[START Records provided]
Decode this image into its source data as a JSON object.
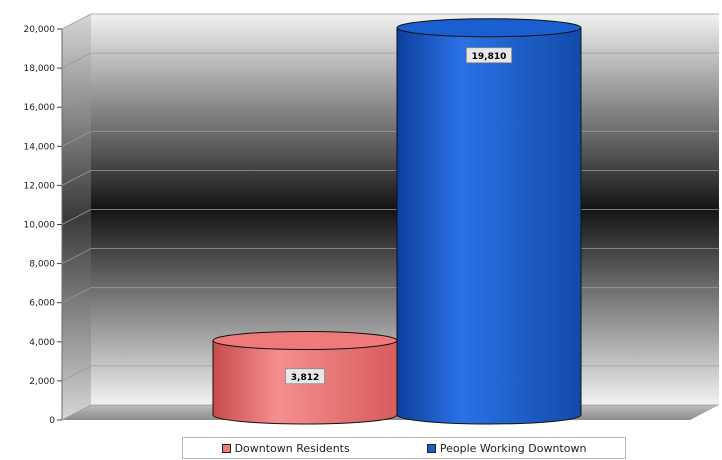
{
  "chart_data": {
    "type": "bar",
    "style": "3d-cylinder",
    "categories": [
      "Downtown Residents",
      "People Working Downtown"
    ],
    "values": [
      3812,
      19810
    ],
    "value_labels": [
      "3,812",
      "19,810"
    ],
    "colors": [
      "#f07a7a",
      "#1a5fd0"
    ],
    "ylim": [
      0,
      20000
    ],
    "yticks": [
      0,
      2000,
      4000,
      6000,
      8000,
      10000,
      12000,
      14000,
      16000,
      18000,
      20000
    ],
    "ytick_labels": [
      "0",
      "2,000",
      "4,000",
      "6,000",
      "8,000",
      "10,000",
      "12,000",
      "14,000",
      "16,000",
      "18,000",
      "20,000"
    ],
    "grid": true,
    "legend": {
      "position": "bottom",
      "entries": [
        "Downtown Residents",
        "People Working Downtown"
      ]
    }
  }
}
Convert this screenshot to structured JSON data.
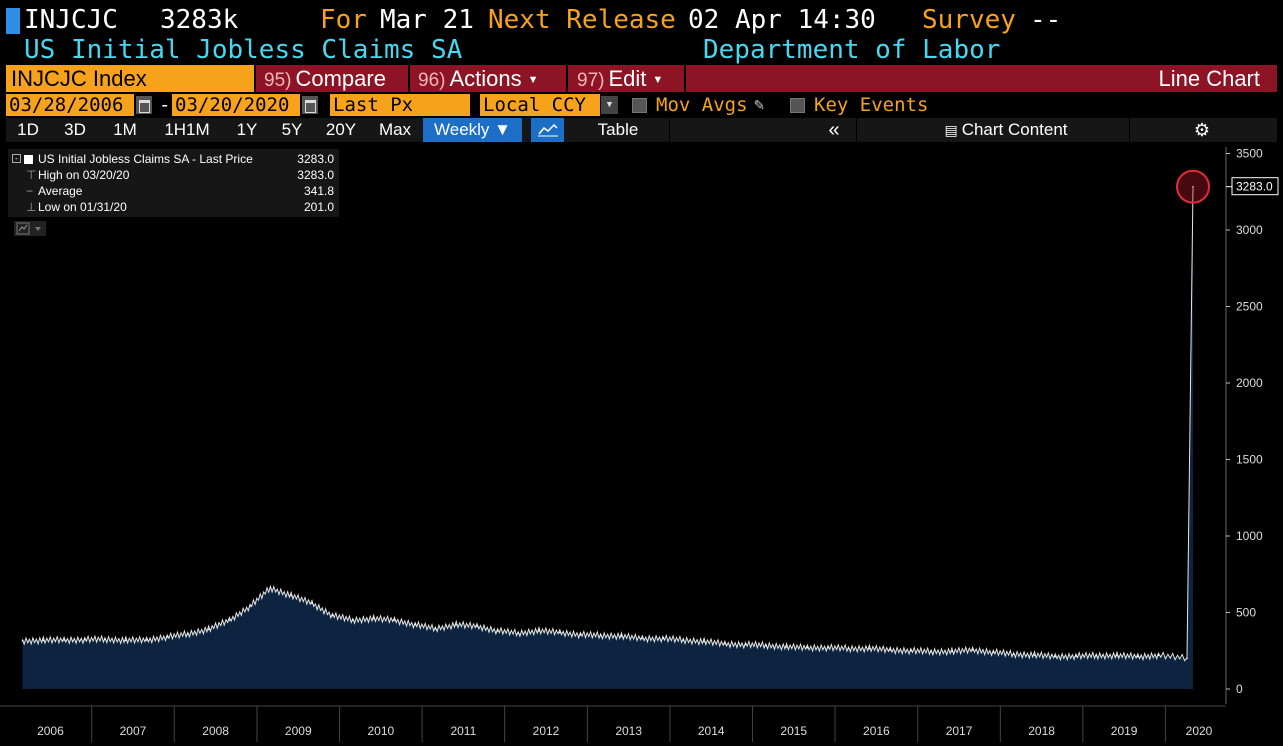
{
  "header": {
    "ticker": "INJCJC",
    "value": "3283k",
    "for_label": "For",
    "for_date": "Mar 21",
    "next_label": "Next Release",
    "next_date": "02 Apr 14:30",
    "survey_label": "Survey",
    "survey_value": "--",
    "name": "US Initial Jobless Claims SA",
    "source": "Department of Labor"
  },
  "toolbar": {
    "security": "INJCJC Index",
    "compare_num": "95)",
    "compare_label": "Compare",
    "actions_num": "96)",
    "actions_label": "Actions",
    "edit_num": "97)",
    "edit_label": "Edit",
    "chart_type": "Line Chart"
  },
  "options": {
    "start_date": "03/28/2006",
    "date_sep": "-",
    "end_date": "03/20/2020",
    "field": "Last Px",
    "currency": "Local CCY",
    "mov_avgs": "Mov Avgs",
    "key_events": "Key Events"
  },
  "periods": [
    "1D",
    "3D",
    "1M",
    "1H1M",
    "1Y",
    "5Y",
    "20Y",
    "Max"
  ],
  "frequency": "Weekly ▼",
  "table_label": "Table",
  "chart_content_label": "Chart Content",
  "legend": {
    "series": "US Initial Jobless Claims SA - Last Price",
    "series_value": "3283.0",
    "high_label": "High on 03/20/20",
    "high_value": "3283.0",
    "avg_label": "Average",
    "avg_value": "341.8",
    "low_label": "Low on 01/31/20",
    "low_value": "201.0"
  },
  "icons": {
    "calendar": "calendar-icon",
    "pencil": "pencil-icon",
    "collapse": "double-chevron-left-icon",
    "chart_content": "chart-content-icon",
    "settings": "gear-icon",
    "line_chart": "line-chart-icon"
  },
  "colors": {
    "accent_orange": "#f7a21b",
    "toolbar_red": "#8c1425",
    "title_cyan": "#47d8f0",
    "selected_blue": "#1d6ec7",
    "area_fill": "#0c2440",
    "highlight_circle": "#c8192e"
  },
  "chart_data": {
    "type": "area",
    "frequency": "Weekly",
    "x_ticks": [
      "2006",
      "2007",
      "2008",
      "2009",
      "2010",
      "2011",
      "2012",
      "2013",
      "2014",
      "2015",
      "2016",
      "2017",
      "2018",
      "2019",
      "2020"
    ],
    "ylim": [
      -100,
      3600
    ],
    "y_ticks": [
      0,
      500,
      1000,
      1500,
      2000,
      2500,
      3000,
      3500
    ],
    "last_value_label": "3283.0",
    "series": [
      {
        "name": "US Initial Jobless Claims SA - Last Price",
        "x": [
          "2006-03",
          "2006-06",
          "2006-09",
          "2006-12",
          "2007-03",
          "2007-06",
          "2007-09",
          "2007-12",
          "2008-03",
          "2008-06",
          "2008-09",
          "2008-12",
          "2009-03",
          "2009-06",
          "2009-09",
          "2009-12",
          "2010-03",
          "2010-06",
          "2010-09",
          "2010-12",
          "2011-03",
          "2011-06",
          "2011-09",
          "2011-12",
          "2012-03",
          "2012-06",
          "2012-09",
          "2012-12",
          "2013-03",
          "2013-06",
          "2013-09",
          "2013-12",
          "2014-03",
          "2014-06",
          "2014-09",
          "2014-12",
          "2015-03",
          "2015-06",
          "2015-09",
          "2015-12",
          "2016-03",
          "2016-06",
          "2016-09",
          "2016-12",
          "2017-03",
          "2017-06",
          "2017-09",
          "2017-12",
          "2018-03",
          "2018-06",
          "2018-09",
          "2018-12",
          "2019-03",
          "2019-06",
          "2019-09",
          "2019-12",
          "2020-01",
          "2020-03"
        ],
        "y": [
          315,
          318,
          320,
          322,
          325,
          318,
          320,
          340,
          360,
          390,
          450,
          540,
          660,
          610,
          560,
          480,
          450,
          460,
          450,
          420,
          395,
          420,
          410,
          380,
          365,
          380,
          370,
          355,
          350,
          345,
          330,
          330,
          320,
          310,
          295,
          290,
          285,
          275,
          270,
          270,
          265,
          265,
          255,
          250,
          245,
          245,
          255,
          240,
          228,
          222,
          212,
          215,
          218,
          218,
          212,
          220,
          201,
          3283
        ]
      }
    ]
  }
}
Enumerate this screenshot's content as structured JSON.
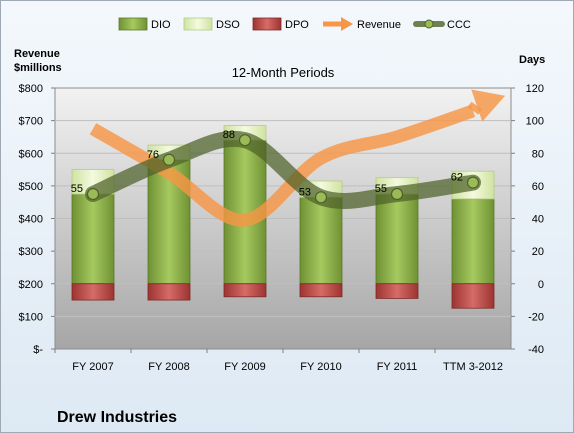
{
  "chart_data": {
    "type": "bar",
    "title": "12-Month Periods",
    "company": "Drew Industries",
    "y_left_label": [
      "Revenue",
      "$millions"
    ],
    "y_right_label": "Days",
    "categories": [
      "FY 2007",
      "FY 2008",
      "FY 2009",
      "FY 2010",
      "FY 2011",
      "TTM 3-2012"
    ],
    "y_left_ticks": [
      "$-",
      "$100",
      "$200",
      "$300",
      "$400",
      "$500",
      "$600",
      "$700",
      "$800"
    ],
    "y_right_ticks": [
      "-40",
      "-20",
      "0",
      "20",
      "40",
      "60",
      "80",
      "100",
      "120"
    ],
    "ylim_left": [
      0,
      800
    ],
    "ylim_right": [
      -40,
      120
    ],
    "legend_position": "top",
    "series": [
      {
        "name": "DIO",
        "type": "bar",
        "axis": "right",
        "values": [
          55,
          76,
          88,
          53,
          55,
          52
        ],
        "color": "#8db148"
      },
      {
        "name": "DSO",
        "type": "bar",
        "axis": "right",
        "values": [
          15,
          9,
          9,
          10,
          10,
          17
        ],
        "color": "#e8f3c8"
      },
      {
        "name": "DPO",
        "type": "bar",
        "axis": "right",
        "values": [
          -10,
          -10,
          -8,
          -8,
          -9,
          -15
        ],
        "color": "#c0504d"
      },
      {
        "name": "Revenue",
        "type": "line",
        "axis": "left",
        "values": [
          675,
          540,
          395,
          585,
          650,
          730
        ],
        "color": "#f79646"
      },
      {
        "name": "CCC",
        "type": "line",
        "axis": "right",
        "values": [
          55,
          76,
          88,
          53,
          55,
          62
        ],
        "color": "#4e6128"
      }
    ],
    "data_labels": [
      "55",
      "76",
      "88",
      "53",
      "55",
      "62"
    ]
  }
}
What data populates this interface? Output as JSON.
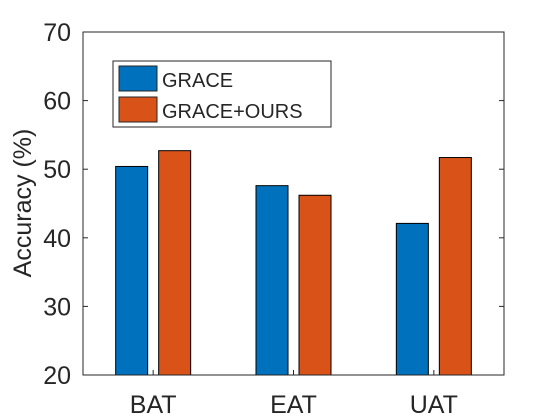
{
  "chart_data": {
    "type": "bar",
    "categories": [
      "BAT",
      "EAT",
      "UAT"
    ],
    "series": [
      {
        "name": "GRACE",
        "values": [
          50.4,
          47.6,
          42.1
        ],
        "color": "#0072BD"
      },
      {
        "name": "GRACE+OURS",
        "values": [
          52.7,
          46.2,
          51.7
        ],
        "color": "#D95319"
      }
    ],
    "ylabel": "Accuracy (%)",
    "xlabel": "",
    "ylim": [
      20,
      70
    ],
    "yticks": [
      20,
      30,
      40,
      50,
      60,
      70
    ],
    "grid": false,
    "legend_position": "top-left"
  }
}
[END Records provided]
• [Your objective]: Copy out all the data exactly; skip the pictures.

• [Solution to this problem]:
Decode this image into its source data as a JSON object.
{
  "chart_data": {
    "type": "bar",
    "style": "3d-cylinder",
    "categories": [
      "Downtown Residents",
      "People Working Downtown"
    ],
    "values": [
      3812,
      19810
    ],
    "value_labels": [
      "3,812",
      "19,810"
    ],
    "colors": [
      "#f07a7a",
      "#1a5fd0"
    ],
    "ylim": [
      0,
      20000
    ],
    "yticks": [
      0,
      2000,
      4000,
      6000,
      8000,
      10000,
      12000,
      14000,
      16000,
      18000,
      20000
    ],
    "ytick_labels": [
      "0",
      "2,000",
      "4,000",
      "6,000",
      "8,000",
      "10,000",
      "12,000",
      "14,000",
      "16,000",
      "18,000",
      "20,000"
    ],
    "grid": true,
    "legend": {
      "position": "bottom",
      "entries": [
        "Downtown Residents",
        "People Working Downtown"
      ]
    }
  }
}
Convert this screenshot to structured JSON data.
{
  "header": {
    "ticker": "INJCJC",
    "value": "3283k",
    "for_label": "For",
    "for_date": "Mar 21",
    "next_label": "Next Release",
    "next_date": "02 Apr 14:30",
    "survey_label": "Survey",
    "survey_value": "--",
    "name": "US Initial Jobless Claims SA",
    "source": "Department of Labor"
  },
  "toolbar": {
    "security": "INJCJC Index",
    "compare_num": "95)",
    "compare_label": "Compare",
    "actions_num": "96)",
    "actions_label": "Actions",
    "edit_num": "97)",
    "edit_label": "Edit",
    "chart_type": "Line Chart"
  },
  "options": {
    "start_date": "03/28/2006",
    "date_sep": "-",
    "end_date": "03/20/2020",
    "field": "Last Px",
    "currency": "Local CCY",
    "mov_avgs": "Mov Avgs",
    "key_events": "Key Events"
  },
  "periods": [
    "1D",
    "3D",
    "1M",
    "1H1M",
    "1Y",
    "5Y",
    "20Y",
    "Max"
  ],
  "frequency": "Weekly ▼",
  "table_label": "Table",
  "chart_content_label": "Chart Content",
  "legend": {
    "series": "US Initial Jobless Claims SA - Last Price",
    "series_value": "3283.0",
    "high_label": "High on 03/20/20",
    "high_value": "3283.0",
    "avg_label": "Average",
    "avg_value": "341.8",
    "low_label": "Low on 01/31/20",
    "low_value": "201.0"
  },
  "icons": {
    "calendar": "calendar-icon",
    "pencil": "pencil-icon",
    "collapse": "double-chevron-left-icon",
    "chart_content": "chart-content-icon",
    "settings": "gear-icon",
    "line_chart": "line-chart-icon"
  },
  "colors": {
    "accent_orange": "#f7a21b",
    "toolbar_red": "#8c1425",
    "title_cyan": "#47d8f0",
    "selected_blue": "#1d6ec7",
    "area_fill": "#0c2440",
    "highlight_circle": "#c8192e"
  },
  "chart_data": {
    "type": "area",
    "frequency": "Weekly",
    "x_ticks": [
      "2006",
      "2007",
      "2008",
      "2009",
      "2010",
      "2011",
      "2012",
      "2013",
      "2014",
      "2015",
      "2016",
      "2017",
      "2018",
      "2019",
      "2020"
    ],
    "ylim": [
      -100,
      3600
    ],
    "y_ticks": [
      0,
      500,
      1000,
      1500,
      2000,
      2500,
      3000,
      3500
    ],
    "last_value_label": "3283.0",
    "series": [
      {
        "name": "US Initial Jobless Claims SA - Last Price",
        "x": [
          "2006-03",
          "2006-06",
          "2006-09",
          "2006-12",
          "2007-03",
          "2007-06",
          "2007-09",
          "2007-12",
          "2008-03",
          "2008-06",
          "2008-09",
          "2008-12",
          "2009-03",
          "2009-06",
          "2009-09",
          "2009-12",
          "2010-03",
          "2010-06",
          "2010-09",
          "2010-12",
          "2011-03",
          "2011-06",
          "2011-09",
          "2011-12",
          "2012-03",
          "2012-06",
          "2012-09",
          "2012-12",
          "2013-03",
          "2013-06",
          "2013-09",
          "2013-12",
          "2014-03",
          "2014-06",
          "2014-09",
          "2014-12",
          "2015-03",
          "2015-06",
          "2015-09",
          "2015-12",
          "2016-03",
          "2016-06",
          "2016-09",
          "2016-12",
          "2017-03",
          "2017-06",
          "2017-09",
          "2017-12",
          "2018-03",
          "2018-06",
          "2018-09",
          "2018-12",
          "2019-03",
          "2019-06",
          "2019-09",
          "2019-12",
          "2020-01",
          "2020-03"
        ],
        "y": [
          315,
          318,
          320,
          322,
          325,
          318,
          320,
          340,
          360,
          390,
          450,
          540,
          660,
          610,
          560,
          480,
          450,
          460,
          450,
          420,
          395,
          420,
          410,
          380,
          365,
          380,
          370,
          355,
          350,
          345,
          330,
          330,
          320,
          310,
          295,
          290,
          285,
          275,
          270,
          270,
          265,
          265,
          255,
          250,
          245,
          245,
          255,
          240,
          228,
          222,
          212,
          215,
          218,
          218,
          212,
          220,
          201,
          3283
        ]
      }
    ]
  }
}
Enumerate this screenshot's content as structured JSON.
{
  "chart_data": {
    "type": "bar",
    "title": "12-Month Periods",
    "company": "Drew Industries",
    "y_left_label": [
      "Revenue",
      "$millions"
    ],
    "y_right_label": "Days",
    "categories": [
      "FY 2007",
      "FY 2008",
      "FY 2009",
      "FY 2010",
      "FY 2011",
      "TTM 3-2012"
    ],
    "y_left_ticks": [
      "$-",
      "$100",
      "$200",
      "$300",
      "$400",
      "$500",
      "$600",
      "$700",
      "$800"
    ],
    "y_right_ticks": [
      "-40",
      "-20",
      "0",
      "20",
      "40",
      "60",
      "80",
      "100",
      "120"
    ],
    "ylim_left": [
      0,
      800
    ],
    "ylim_right": [
      -40,
      120
    ],
    "legend_position": "top",
    "series": [
      {
        "name": "DIO",
        "type": "bar",
        "axis": "right",
        "values": [
          55,
          76,
          88,
          53,
          55,
          52
        ],
        "color": "#8db148"
      },
      {
        "name": "DSO",
        "type": "bar",
        "axis": "right",
        "values": [
          15,
          9,
          9,
          10,
          10,
          17
        ],
        "color": "#e8f3c8"
      },
      {
        "name": "DPO",
        "type": "bar",
        "axis": "right",
        "values": [
          -10,
          -10,
          -8,
          -8,
          -9,
          -15
        ],
        "color": "#c0504d"
      },
      {
        "name": "Revenue",
        "type": "line",
        "axis": "left",
        "values": [
          675,
          540,
          395,
          585,
          650,
          730
        ],
        "color": "#f79646"
      },
      {
        "name": "CCC",
        "type": "line",
        "axis": "right",
        "values": [
          55,
          76,
          88,
          53,
          55,
          62
        ],
        "color": "#4e6128"
      }
    ],
    "data_labels": [
      "55",
      "76",
      "88",
      "53",
      "55",
      "62"
    ]
  }
}
What data populates this interface? Output as JSON.
{
  "chart_data": {
    "type": "bar",
    "categories": [
      "BAT",
      "EAT",
      "UAT"
    ],
    "series": [
      {
        "name": "GRACE",
        "values": [
          50.4,
          47.6,
          42.1
        ],
        "color": "#0072BD"
      },
      {
        "name": "GRACE+OURS",
        "values": [
          52.7,
          46.2,
          51.7
        ],
        "color": "#D95319"
      }
    ],
    "ylabel": "Accuracy (%)",
    "xlabel": "",
    "ylim": [
      20,
      70
    ],
    "yticks": [
      20,
      30,
      40,
      50,
      60,
      70
    ],
    "grid": false,
    "legend_position": "top-left"
  }
}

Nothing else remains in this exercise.